▶ _Your objective_
Copy all the material below, exactly as it stands.

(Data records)
%%
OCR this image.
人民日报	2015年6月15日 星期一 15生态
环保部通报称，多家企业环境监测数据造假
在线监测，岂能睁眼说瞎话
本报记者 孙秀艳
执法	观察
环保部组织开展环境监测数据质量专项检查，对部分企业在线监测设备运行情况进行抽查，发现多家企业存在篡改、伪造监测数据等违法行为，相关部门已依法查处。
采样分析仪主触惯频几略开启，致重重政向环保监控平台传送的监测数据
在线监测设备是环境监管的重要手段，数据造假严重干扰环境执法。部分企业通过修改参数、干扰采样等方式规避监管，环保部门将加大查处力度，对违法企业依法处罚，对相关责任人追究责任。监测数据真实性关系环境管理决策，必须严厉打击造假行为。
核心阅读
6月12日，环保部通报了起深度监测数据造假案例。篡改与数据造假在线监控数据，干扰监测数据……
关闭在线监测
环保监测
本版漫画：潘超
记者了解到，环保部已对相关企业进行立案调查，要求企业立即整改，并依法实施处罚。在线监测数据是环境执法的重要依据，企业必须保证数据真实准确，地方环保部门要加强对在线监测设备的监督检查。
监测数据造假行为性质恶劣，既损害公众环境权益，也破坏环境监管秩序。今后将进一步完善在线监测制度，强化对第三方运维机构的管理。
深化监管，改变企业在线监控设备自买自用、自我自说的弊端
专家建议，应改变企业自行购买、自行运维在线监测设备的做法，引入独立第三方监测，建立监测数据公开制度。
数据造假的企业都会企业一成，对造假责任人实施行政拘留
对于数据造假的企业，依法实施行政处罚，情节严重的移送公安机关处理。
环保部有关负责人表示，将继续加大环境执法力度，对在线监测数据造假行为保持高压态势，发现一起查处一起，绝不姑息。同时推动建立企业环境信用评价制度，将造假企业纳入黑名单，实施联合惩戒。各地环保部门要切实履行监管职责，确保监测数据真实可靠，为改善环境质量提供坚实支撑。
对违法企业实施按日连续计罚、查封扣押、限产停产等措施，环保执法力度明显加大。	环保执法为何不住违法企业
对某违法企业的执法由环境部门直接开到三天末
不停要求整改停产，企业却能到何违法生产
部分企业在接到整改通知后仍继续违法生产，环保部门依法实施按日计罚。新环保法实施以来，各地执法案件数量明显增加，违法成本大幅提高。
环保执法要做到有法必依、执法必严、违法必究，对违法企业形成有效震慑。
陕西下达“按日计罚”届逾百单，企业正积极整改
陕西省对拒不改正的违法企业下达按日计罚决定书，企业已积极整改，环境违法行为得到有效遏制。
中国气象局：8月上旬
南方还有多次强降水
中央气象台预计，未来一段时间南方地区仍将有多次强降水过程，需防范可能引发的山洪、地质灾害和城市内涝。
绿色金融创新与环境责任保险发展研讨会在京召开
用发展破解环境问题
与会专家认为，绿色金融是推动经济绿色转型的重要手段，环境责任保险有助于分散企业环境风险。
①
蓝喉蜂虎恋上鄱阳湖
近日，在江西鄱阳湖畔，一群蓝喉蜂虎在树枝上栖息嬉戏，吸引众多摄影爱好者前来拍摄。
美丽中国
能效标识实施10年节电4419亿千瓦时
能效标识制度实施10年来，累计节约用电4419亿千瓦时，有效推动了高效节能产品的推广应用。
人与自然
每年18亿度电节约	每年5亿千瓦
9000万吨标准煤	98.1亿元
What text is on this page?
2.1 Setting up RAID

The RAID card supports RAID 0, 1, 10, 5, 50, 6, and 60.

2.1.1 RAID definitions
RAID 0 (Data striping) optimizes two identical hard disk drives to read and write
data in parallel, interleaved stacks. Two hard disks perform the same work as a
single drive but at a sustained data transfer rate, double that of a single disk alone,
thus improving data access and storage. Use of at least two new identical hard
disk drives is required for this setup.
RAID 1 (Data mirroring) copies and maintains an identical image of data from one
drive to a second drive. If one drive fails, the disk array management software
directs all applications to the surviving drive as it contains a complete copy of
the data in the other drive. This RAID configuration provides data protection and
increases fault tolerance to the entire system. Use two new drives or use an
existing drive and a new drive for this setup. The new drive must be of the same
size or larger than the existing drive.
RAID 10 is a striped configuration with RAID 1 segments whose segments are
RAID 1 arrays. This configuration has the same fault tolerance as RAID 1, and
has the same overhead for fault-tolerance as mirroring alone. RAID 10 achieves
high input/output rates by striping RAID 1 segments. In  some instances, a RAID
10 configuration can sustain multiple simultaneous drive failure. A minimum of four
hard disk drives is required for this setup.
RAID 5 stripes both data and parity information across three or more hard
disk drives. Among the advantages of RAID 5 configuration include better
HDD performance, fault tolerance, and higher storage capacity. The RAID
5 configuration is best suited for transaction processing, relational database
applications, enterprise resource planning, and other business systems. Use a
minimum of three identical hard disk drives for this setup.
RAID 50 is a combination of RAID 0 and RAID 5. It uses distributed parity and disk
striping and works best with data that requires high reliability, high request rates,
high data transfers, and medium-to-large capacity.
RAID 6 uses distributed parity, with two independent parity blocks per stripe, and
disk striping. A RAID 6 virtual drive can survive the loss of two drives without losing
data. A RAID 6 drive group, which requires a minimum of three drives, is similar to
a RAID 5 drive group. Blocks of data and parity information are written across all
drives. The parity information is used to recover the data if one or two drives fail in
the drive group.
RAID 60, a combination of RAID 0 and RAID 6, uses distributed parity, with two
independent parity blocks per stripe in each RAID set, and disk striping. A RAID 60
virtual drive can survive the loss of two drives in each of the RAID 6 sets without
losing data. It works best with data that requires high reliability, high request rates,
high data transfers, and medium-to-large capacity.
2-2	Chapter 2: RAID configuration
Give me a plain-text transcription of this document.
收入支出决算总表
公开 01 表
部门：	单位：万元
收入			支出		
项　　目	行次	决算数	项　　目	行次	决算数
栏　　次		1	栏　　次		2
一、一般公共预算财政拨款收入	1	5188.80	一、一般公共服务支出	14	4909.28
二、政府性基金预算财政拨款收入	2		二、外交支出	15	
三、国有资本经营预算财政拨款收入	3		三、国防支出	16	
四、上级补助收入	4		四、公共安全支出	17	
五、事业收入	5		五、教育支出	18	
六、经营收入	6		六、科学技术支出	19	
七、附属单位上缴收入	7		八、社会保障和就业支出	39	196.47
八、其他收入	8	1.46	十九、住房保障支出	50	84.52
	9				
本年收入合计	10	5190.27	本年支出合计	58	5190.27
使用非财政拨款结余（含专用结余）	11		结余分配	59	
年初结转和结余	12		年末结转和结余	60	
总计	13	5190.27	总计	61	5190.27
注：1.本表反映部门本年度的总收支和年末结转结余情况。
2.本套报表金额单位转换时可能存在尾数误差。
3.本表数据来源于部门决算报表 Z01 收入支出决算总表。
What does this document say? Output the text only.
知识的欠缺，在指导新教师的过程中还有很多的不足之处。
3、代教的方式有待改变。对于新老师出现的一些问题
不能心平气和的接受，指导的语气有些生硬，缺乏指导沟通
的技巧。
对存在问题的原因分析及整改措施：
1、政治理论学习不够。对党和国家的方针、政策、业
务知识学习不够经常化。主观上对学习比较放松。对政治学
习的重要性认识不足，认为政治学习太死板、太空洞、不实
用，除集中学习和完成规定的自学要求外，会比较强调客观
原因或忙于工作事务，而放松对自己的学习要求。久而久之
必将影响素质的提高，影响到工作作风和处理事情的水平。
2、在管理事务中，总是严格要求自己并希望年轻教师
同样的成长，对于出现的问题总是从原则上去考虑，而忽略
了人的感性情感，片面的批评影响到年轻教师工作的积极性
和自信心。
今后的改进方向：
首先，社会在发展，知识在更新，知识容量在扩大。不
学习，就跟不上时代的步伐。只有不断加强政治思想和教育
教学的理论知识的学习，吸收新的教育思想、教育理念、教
%%
▶ _Result of this exercise_
OCR this image.
人民日报	2015年6月15日 星期一 15生态
环保部通报称，多家企业环境监测数据造假
在线监测，岂能睁眼说瞎话
本报记者 孙秀艳
执法	观察
环保部组织开展环境监测数据质量专项检查，对部分企业在线监测设备运行情况进行抽查，发现多家企业存在篡改、伪造监测数据等违法行为，相关部门已依法查处。
采样分析仪主触惯频几略开启，致重重政向环保监控平台传送的监测数据
在线监测设备是环境监管的重要手段，数据造假严重干扰环境执法。部分企业通过修改参数、干扰采样等方式规避监管，环保部门将加大查处力度，对违法企业依法处罚，对相关责任人追究责任。监测数据真实性关系环境管理决策，必须严厉打击造假行为。
核心阅读
6月12日，环保部通报了起深度监测数据造假案例。篡改与数据造假在线监控数据，干扰监测数据……
关闭在线监测
环保监测
本版漫画：潘超
记者了解到，环保部已对相关企业进行立案调查，要求企业立即整改，并依法实施处罚。在线监测数据是环境执法的重要依据，企业必须保证数据真实准确，地方环保部门要加强对在线监测设备的监督检查。
监测数据造假行为性质恶劣，既损害公众环境权益，也破坏环境监管秩序。今后将进一步完善在线监测制度，强化对第三方运维机构的管理。
深化监管，改变企业在线监控设备自买自用、自我自说的弊端
专家建议，应改变企业自行购买、自行运维在线监测设备的做法，引入独立第三方监测，建立监测数据公开制度。
数据造假的企业都会企业一成，对造假责任人实施行政拘留
对于数据造假的企业，依法实施行政处罚，情节严重的移送公安机关处理。
环保部有关负责人表示，将继续加大环境执法力度，对在线监测数据造假行为保持高压态势，发现一起查处一起，绝不姑息。同时推动建立企业环境信用评价制度，将造假企业纳入黑名单，实施联合惩戒。各地环保部门要切实履行监管职责，确保监测数据真实可靠，为改善环境质量提供坚实支撑。
对违法企业实施按日连续计罚、查封扣押、限产停产等措施，环保执法力度明显加大。	环保执法为何不住违法企业
对某违法企业的执法由环境部门直接开到三天末
不停要求整改停产，企业却能到何违法生产
部分企业在接到整改通知后仍继续违法生产，环保部门依法实施按日计罚。新环保法实施以来，各地执法案件数量明显增加，违法成本大幅提高。
环保执法要做到有法必依、执法必严、违法必究，对违法企业形成有效震慑。
陕西下达“按日计罚”届逾百单，企业正积极整改
陕西省对拒不改正的违法企业下达按日计罚决定书，企业已积极整改，环境违法行为得到有效遏制。
中国气象局：8月上旬
南方还有多次强降水
中央气象台预计，未来一段时间南方地区仍将有多次强降水过程，需防范可能引发的山洪、地质灾害和城市内涝。
绿色金融创新与环境责任保险发展研讨会在京召开
用发展破解环境问题
与会专家认为，绿色金融是推动经济绿色转型的重要手段，环境责任保险有助于分散企业环境风险。
①
蓝喉蜂虎恋上鄱阳湖
近日，在江西鄱阳湖畔，一群蓝喉蜂虎在树枝上栖息嬉戏，吸引众多摄影爱好者前来拍摄。
美丽中国
能效标识实施10年节电4419亿千瓦时
能效标识制度实施10年来，累计节约用电4419亿千瓦时，有效推动了高效节能产品的推广应用。
人与自然
每年18亿度电节约	每年5亿千瓦
9000万吨标准煤	98.1亿元
What text is on this page?
2.1 Setting up RAID

The RAID card supports RAID 0, 1, 10, 5, 50, 6, and 60.

2.1.1 RAID definitions
RAID 0 (Data striping) optimizes two identical hard disk drives to read and write
data in parallel, interleaved stacks. Two hard disks perform the same work as a
single drive but at a sustained data transfer rate, double that of a single disk alone,
thus improving data access and storage. Use of at least two new identical hard
disk drives is required for this setup.
RAID 1 (Data mirroring) copies and maintains an identical image of data from one
drive to a second drive. If one drive fails, the disk array management software
directs all applications to the surviving drive as it contains a complete copy of
the data in the other drive. This RAID configuration provides data protection and
increases fault tolerance to the entire system. Use two new drives or use an
existing drive and a new drive for this setup. The new drive must be of the same
size or larger than the existing drive.
RAID 10 is a striped configuration with RAID 1 segments whose segments are
RAID 1 arrays. This configuration has the same fault tolerance as RAID 1, and
has the same overhead for fault-tolerance as mirroring alone. RAID 10 achieves
high input/output rates by striping RAID 1 segments. In  some instances, a RAID
10 configuration can sustain multiple simultaneous drive failure. A minimum of four
hard disk drives is required for this setup.
RAID 5 stripes both data and parity information across three or more hard
disk drives. Among the advantages of RAID 5 configuration include better
HDD performance, fault tolerance, and higher storage capacity. The RAID
5 configuration is best suited for transaction processing, relational database
applications, enterprise resource planning, and other business systems. Use a
minimum of three identical hard disk drives for this setup.
RAID 50 is a combination of RAID 0 and RAID 5. It uses distributed parity and disk
striping and works best with data that requires high reliability, high request rates,
high data transfers, and medium-to-large capacity.
RAID 6 uses distributed parity, with two independent parity blocks per stripe, and
disk striping. A RAID 6 virtual drive can survive the loss of two drives without losing
data. A RAID 6 drive group, which requires a minimum of three drives, is similar to
a RAID 5 drive group. Blocks of data and parity information are written across all
drives. The parity information is used to recover the data if one or two drives fail in
the drive group.
RAID 60, a combination of RAID 0 and RAID 6, uses distributed parity, with two
independent parity blocks per stripe in each RAID set, and disk striping. A RAID 60
virtual drive can survive the loss of two drives in each of the RAID 6 sets without
losing data. It works best with data that requires high reliability, high request rates,
high data transfers, and medium-to-large capacity.
2-2	Chapter 2: RAID configuration
Give me a plain-text transcription of this document.
收入支出决算总表
公开 01 表
部门：	单位：万元
收入			支出		
项　　目	行次	决算数	项　　目	行次	决算数
栏　　次		1	栏　　次		2
一、一般公共预算财政拨款收入	1	5188.80	一、一般公共服务支出	14	4909.28
二、政府性基金预算财政拨款收入	2		二、外交支出	15	
三、国有资本经营预算财政拨款收入	3		三、国防支出	16	
四、上级补助收入	4		四、公共安全支出	17	
五、事业收入	5		五、教育支出	18	
六、经营收入	6		六、科学技术支出	19	
七、附属单位上缴收入	7		八、社会保障和就业支出	39	196.47
八、其他收入	8	1.46	十九、住房保障支出	50	84.52
	9				
本年收入合计	10	5190.27	本年支出合计	58	5190.27
使用非财政拨款结余（含专用结余）	11		结余分配	59	
年初结转和结余	12		年末结转和结余	60	
总计	13	5190.27	总计	61	5190.27
注：1.本表反映部门本年度的总收支和年末结转结余情况。
2.本套报表金额单位转换时可能存在尾数误差。
3.本表数据来源于部门决算报表 Z01 收入支出决算总表。
What does this document say? Output the text only.
知识的欠缺，在指导新教师的过程中还有很多的不足之处。
3、代教的方式有待改变。对于新老师出现的一些问题
不能心平气和的接受，指导的语气有些生硬，缺乏指导沟通
的技巧。
对存在问题的原因分析及整改措施：
1、政治理论学习不够。对党和国家的方针、政策、业
务知识学习不够经常化。主观上对学习比较放松。对政治学
习的重要性认识不足，认为政治学习太死板、太空洞、不实
用，除集中学习和完成规定的自学要求外，会比较强调客观
原因或忙于工作事务，而放松对自己的学习要求。久而久之
必将影响素质的提高，影响到工作作风和处理事情的水平。
2、在管理事务中，总是严格要求自己并希望年轻教师
同样的成长，对于出现的问题总是从原则上去考虑，而忽略
了人的感性情感，片面的批评影响到年轻教师工作的积极性
和自信心。
今后的改进方向：
首先，社会在发展，知识在更新，知识容量在扩大。不
学习，就跟不上时代的步伐。只有不断加强政治思想和教育
教学的理论知识的学习，吸收新的教育思想、教育理念、教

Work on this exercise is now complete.